§ Exercise task: The records underneath are to be repeated exactly, with the pictures left out.

§ Stored records:

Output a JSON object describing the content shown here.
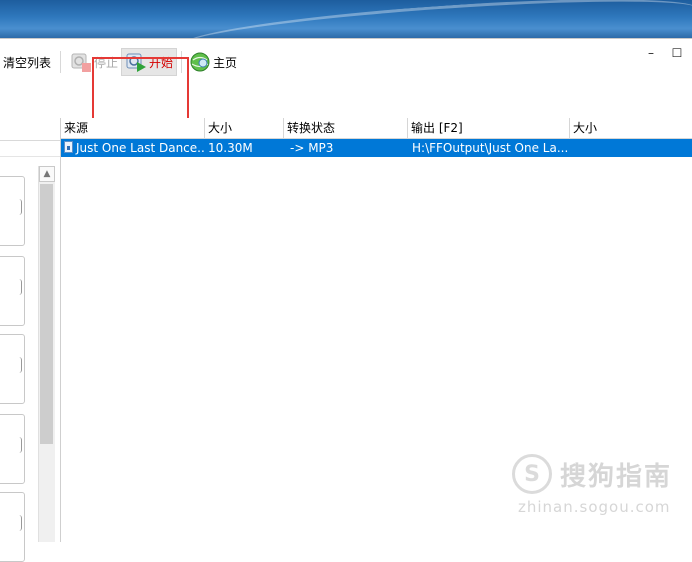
{
  "window": {
    "minimize_symbol": "–",
    "maximize_symbol": "☐"
  },
  "toolbar": {
    "clear_list": "清空列表",
    "stop": "停止",
    "start": "开始",
    "home": "主页"
  },
  "list": {
    "columns": [
      "来源",
      "大小",
      "转换状态",
      "输出 [F2]",
      "大小"
    ],
    "rows": [
      {
        "source": "Just One Last Dance...",
        "size": "10.30M",
        "status": "-> MP3",
        "output": "H:\\FFOutput\\Just One La...",
        "out_size": ""
      }
    ]
  },
  "watermark": {
    "title": "搜狗指南",
    "url": "zhinan.sogou.com"
  },
  "colors": {
    "selection": "#0078d7",
    "highlight_box": "#e53935",
    "start_label": "#d40000"
  }
}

§ Response:
Output a JSON object describing the content shown here.
{
  "window": {
    "minimize_symbol": "–",
    "maximize_symbol": "☐"
  },
  "toolbar": {
    "clear_list": "清空列表",
    "stop": "停止",
    "start": "开始",
    "home": "主页"
  },
  "list": {
    "columns": [
      "来源",
      "大小",
      "转换状态",
      "输出 [F2]",
      "大小"
    ],
    "rows": [
      {
        "source": "Just One Last Dance...",
        "size": "10.30M",
        "status": "-> MP3",
        "output": "H:\\FFOutput\\Just One La...",
        "out_size": ""
      }
    ]
  },
  "watermark": {
    "title": "搜狗指南",
    "url": "zhinan.sogou.com"
  },
  "colors": {
    "selection": "#0078d7",
    "highlight_box": "#e53935",
    "start_label": "#d40000"
  }
}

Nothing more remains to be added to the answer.